--- To be done ---
Starting at the line containing "outer-medulla-label: Outer medulla" and ending after the line containing "k-ca-mg-text: K+ Ca2+", rewrite those lines with "Method of action" changed to "Mechanism of action". Leave everything else as it is.

--- Data lines ---
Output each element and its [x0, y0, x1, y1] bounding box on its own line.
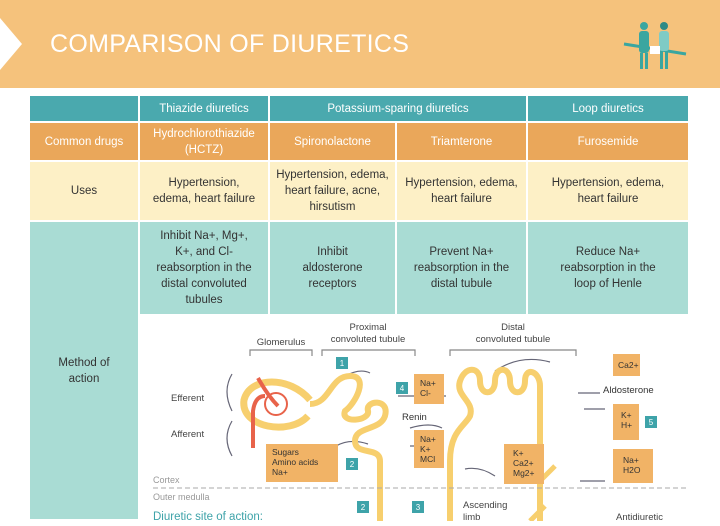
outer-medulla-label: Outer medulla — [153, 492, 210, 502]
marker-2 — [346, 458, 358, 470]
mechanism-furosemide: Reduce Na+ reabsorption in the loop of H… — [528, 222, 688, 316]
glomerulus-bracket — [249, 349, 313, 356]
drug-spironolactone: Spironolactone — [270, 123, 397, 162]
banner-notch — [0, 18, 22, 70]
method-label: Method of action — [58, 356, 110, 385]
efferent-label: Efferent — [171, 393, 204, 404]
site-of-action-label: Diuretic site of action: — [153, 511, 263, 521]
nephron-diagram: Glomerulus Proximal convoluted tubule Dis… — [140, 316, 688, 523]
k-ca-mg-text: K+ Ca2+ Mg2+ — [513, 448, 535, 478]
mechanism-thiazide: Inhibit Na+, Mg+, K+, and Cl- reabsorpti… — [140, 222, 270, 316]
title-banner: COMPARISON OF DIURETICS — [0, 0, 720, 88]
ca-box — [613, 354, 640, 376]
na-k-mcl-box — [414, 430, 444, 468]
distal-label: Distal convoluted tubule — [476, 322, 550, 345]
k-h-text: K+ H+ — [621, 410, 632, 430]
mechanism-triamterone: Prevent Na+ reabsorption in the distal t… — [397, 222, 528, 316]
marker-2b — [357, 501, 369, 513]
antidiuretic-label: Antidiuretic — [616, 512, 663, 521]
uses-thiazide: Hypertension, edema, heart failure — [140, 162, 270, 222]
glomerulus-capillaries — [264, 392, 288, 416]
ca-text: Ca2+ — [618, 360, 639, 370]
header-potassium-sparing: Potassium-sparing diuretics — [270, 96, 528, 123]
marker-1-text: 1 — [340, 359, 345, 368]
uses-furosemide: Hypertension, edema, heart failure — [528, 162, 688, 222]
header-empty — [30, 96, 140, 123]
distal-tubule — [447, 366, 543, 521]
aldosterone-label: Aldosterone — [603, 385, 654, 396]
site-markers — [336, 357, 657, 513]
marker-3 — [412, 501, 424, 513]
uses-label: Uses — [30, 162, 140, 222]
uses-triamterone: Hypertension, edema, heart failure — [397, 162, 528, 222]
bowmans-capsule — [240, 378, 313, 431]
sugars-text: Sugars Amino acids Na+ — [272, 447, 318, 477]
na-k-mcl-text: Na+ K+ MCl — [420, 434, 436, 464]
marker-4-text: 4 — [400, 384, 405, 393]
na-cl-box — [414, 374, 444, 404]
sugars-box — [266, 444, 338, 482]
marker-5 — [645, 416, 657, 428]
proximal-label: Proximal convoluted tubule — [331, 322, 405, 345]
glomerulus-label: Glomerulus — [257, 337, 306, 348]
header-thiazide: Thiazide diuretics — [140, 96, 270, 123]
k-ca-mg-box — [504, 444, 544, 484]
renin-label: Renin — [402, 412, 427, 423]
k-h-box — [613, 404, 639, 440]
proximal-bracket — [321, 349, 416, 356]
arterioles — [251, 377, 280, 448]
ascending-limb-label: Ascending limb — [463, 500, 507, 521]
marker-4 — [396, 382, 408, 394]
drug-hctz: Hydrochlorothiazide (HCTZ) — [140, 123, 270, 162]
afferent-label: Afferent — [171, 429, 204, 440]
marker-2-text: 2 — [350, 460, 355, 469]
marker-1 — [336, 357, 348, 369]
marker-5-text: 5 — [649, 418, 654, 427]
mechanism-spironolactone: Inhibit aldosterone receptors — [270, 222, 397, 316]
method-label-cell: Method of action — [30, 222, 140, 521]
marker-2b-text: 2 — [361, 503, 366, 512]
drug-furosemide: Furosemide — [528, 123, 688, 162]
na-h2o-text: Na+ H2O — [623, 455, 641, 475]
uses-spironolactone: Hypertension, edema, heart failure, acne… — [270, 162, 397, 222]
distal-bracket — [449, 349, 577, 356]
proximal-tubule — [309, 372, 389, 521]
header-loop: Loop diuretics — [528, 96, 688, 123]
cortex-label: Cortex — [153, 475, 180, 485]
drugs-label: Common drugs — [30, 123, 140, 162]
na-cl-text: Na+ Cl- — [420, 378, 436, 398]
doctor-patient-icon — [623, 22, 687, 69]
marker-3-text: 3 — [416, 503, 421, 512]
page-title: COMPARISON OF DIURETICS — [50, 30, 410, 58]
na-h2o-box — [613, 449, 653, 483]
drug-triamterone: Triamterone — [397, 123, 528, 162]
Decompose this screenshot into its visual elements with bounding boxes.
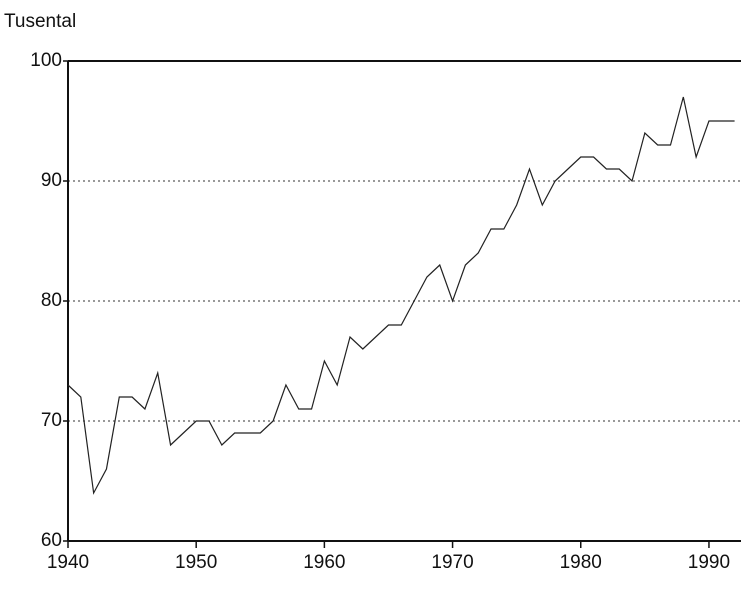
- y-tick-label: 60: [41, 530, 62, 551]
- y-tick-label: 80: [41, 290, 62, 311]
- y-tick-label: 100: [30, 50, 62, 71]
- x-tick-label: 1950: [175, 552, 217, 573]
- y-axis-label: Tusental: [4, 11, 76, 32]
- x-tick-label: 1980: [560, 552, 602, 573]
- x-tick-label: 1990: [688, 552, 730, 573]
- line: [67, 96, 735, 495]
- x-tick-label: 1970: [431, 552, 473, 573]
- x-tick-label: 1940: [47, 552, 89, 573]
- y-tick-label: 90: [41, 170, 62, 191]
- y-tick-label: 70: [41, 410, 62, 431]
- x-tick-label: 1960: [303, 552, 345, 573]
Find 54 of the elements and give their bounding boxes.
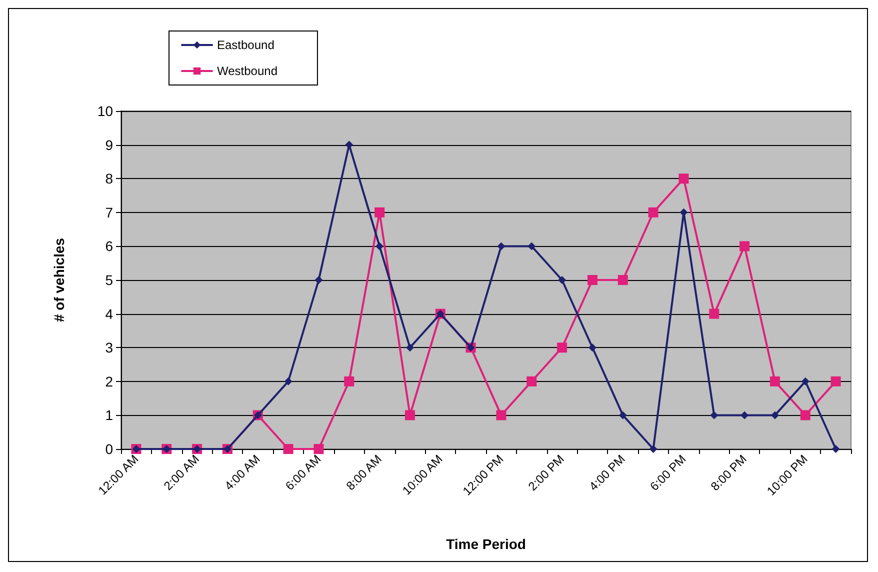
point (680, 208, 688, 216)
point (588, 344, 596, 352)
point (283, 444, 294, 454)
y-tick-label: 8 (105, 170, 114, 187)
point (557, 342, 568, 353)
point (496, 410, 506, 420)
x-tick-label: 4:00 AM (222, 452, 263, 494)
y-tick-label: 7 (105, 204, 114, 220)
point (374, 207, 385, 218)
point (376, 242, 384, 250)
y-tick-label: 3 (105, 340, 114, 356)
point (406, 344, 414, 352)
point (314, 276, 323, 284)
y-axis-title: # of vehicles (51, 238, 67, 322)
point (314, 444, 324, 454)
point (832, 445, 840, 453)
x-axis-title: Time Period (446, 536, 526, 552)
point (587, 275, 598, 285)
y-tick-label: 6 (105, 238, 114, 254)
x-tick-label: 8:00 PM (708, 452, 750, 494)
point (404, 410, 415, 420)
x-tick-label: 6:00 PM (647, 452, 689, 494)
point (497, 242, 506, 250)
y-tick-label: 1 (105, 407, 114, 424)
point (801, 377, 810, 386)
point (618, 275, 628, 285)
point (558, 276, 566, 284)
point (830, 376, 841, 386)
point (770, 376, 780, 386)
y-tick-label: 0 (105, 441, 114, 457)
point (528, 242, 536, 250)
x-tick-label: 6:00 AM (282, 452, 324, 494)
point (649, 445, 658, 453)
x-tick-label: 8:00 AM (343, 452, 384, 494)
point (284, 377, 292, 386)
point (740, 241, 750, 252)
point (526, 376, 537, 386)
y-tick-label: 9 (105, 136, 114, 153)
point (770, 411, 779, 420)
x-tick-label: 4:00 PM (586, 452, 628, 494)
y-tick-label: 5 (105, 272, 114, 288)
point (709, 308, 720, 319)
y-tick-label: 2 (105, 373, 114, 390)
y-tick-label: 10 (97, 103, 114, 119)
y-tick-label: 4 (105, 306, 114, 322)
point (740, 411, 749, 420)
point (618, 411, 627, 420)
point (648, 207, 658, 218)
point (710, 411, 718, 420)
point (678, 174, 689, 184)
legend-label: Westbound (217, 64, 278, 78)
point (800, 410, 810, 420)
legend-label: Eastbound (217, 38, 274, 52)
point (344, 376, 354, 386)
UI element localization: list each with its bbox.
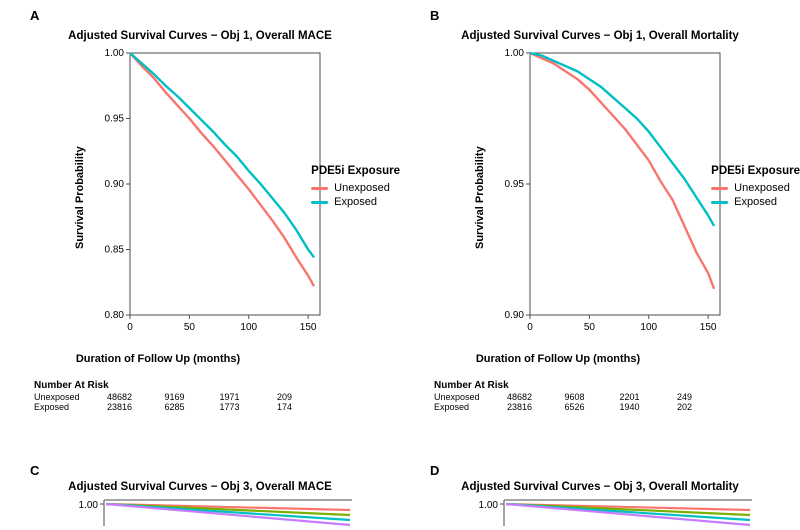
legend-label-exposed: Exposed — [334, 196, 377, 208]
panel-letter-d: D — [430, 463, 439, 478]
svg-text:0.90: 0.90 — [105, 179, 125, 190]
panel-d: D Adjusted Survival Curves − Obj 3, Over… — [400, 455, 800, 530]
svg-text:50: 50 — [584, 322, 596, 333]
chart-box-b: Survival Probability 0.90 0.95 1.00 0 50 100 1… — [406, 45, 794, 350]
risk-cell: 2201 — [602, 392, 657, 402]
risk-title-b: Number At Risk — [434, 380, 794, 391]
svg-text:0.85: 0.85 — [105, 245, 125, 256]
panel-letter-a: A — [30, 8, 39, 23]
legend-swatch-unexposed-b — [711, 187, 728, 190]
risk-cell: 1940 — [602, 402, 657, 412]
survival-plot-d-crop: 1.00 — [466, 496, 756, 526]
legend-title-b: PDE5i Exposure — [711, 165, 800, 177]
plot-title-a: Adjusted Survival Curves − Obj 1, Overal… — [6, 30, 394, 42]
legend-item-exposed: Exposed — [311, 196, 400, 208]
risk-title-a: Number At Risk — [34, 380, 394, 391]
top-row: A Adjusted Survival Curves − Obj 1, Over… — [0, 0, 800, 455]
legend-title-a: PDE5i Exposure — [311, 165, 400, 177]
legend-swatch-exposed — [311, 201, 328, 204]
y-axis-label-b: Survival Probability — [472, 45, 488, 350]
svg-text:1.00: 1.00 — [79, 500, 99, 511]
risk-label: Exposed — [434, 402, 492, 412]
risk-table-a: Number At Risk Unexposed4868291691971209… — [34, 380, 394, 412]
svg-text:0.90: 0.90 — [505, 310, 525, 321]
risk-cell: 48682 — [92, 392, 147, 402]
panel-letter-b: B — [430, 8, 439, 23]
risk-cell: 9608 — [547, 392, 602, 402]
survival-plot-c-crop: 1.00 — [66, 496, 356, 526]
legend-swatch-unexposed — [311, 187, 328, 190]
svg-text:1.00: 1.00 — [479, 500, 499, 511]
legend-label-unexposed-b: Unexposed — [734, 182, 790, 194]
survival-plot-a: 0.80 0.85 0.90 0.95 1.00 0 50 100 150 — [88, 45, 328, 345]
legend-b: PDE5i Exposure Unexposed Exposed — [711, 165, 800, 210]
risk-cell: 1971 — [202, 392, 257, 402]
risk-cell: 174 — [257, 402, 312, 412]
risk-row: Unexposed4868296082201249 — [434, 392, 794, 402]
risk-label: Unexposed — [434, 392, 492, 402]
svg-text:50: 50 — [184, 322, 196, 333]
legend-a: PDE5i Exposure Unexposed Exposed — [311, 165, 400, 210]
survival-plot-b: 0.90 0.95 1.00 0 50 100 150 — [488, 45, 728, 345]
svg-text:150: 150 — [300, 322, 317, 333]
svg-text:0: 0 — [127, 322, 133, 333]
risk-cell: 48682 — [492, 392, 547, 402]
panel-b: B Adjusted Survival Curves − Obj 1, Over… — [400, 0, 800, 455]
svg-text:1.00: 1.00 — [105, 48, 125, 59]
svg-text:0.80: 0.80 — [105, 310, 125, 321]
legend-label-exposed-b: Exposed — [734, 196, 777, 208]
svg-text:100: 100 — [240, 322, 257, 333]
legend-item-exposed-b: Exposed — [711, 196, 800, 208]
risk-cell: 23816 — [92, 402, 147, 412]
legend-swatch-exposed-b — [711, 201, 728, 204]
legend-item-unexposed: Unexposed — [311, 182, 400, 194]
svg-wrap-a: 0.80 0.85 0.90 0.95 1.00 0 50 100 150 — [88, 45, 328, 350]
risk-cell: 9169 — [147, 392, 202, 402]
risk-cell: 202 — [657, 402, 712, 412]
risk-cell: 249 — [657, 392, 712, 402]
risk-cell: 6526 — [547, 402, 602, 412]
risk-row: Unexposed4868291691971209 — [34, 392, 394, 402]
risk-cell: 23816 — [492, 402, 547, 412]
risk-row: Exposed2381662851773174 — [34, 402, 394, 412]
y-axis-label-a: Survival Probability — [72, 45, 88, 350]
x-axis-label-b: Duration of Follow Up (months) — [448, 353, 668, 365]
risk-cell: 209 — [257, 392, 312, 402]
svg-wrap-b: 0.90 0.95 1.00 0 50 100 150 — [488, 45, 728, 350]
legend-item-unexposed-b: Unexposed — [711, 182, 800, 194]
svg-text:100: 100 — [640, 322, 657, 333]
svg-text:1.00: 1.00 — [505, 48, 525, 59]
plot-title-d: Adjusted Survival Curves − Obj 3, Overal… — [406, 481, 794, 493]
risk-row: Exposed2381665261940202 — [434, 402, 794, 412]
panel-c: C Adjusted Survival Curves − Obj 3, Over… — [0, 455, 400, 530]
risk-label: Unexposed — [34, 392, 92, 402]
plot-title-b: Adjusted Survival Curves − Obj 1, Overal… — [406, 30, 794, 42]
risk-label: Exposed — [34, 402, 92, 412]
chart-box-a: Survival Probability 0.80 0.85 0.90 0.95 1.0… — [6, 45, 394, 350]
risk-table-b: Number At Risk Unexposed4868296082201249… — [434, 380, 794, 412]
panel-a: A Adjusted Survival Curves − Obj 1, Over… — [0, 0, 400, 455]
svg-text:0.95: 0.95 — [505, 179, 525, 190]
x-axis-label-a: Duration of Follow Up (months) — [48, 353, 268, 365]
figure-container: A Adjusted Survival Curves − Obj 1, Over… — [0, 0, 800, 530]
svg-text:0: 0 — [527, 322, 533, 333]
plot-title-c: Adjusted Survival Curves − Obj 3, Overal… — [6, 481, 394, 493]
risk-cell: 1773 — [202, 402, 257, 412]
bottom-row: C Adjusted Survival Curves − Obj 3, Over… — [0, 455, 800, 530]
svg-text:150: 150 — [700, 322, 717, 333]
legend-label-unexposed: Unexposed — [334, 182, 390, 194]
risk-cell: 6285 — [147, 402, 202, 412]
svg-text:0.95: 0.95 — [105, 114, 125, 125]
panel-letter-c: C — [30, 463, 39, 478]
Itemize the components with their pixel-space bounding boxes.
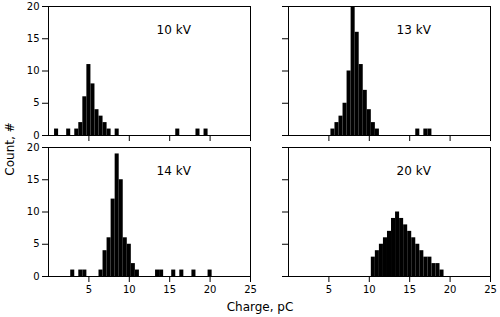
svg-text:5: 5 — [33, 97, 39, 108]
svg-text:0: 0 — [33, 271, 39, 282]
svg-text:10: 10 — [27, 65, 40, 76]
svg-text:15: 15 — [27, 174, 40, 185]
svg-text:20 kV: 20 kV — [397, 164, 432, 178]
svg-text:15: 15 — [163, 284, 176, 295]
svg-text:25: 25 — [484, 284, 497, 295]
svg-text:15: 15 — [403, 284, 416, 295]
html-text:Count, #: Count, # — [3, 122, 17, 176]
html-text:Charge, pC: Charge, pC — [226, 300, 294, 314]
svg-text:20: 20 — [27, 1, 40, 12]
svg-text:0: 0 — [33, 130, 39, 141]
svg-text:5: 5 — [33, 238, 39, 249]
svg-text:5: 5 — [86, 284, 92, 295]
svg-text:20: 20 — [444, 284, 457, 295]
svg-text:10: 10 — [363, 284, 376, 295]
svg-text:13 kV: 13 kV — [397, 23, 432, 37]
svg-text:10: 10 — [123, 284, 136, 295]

--- Written reply ---
outer-medulla-label: Outer medulla — [153, 492, 210, 502]
marker-2 — [346, 458, 358, 470]
mechanism-furosemide: Reduce Na+ reabsorption in the loop of H… — [528, 222, 688, 316]
glomerulus-bracket — [249, 349, 313, 356]
drug-spironolactone: Spironolactone — [270, 123, 397, 162]
banner-notch — [0, 18, 22, 70]
method-label: Mechanism of action — [58, 356, 110, 385]
efferent-label: Efferent — [171, 393, 204, 404]
site-of-action-label: Diuretic site of action: — [153, 511, 263, 521]
nephron-diagram: Glomerulus Proximal convoluted tubule Dis… — [140, 316, 688, 523]
k-ca-mg-text: K+ Ca2+ Mg2+ — [513, 448, 535, 478]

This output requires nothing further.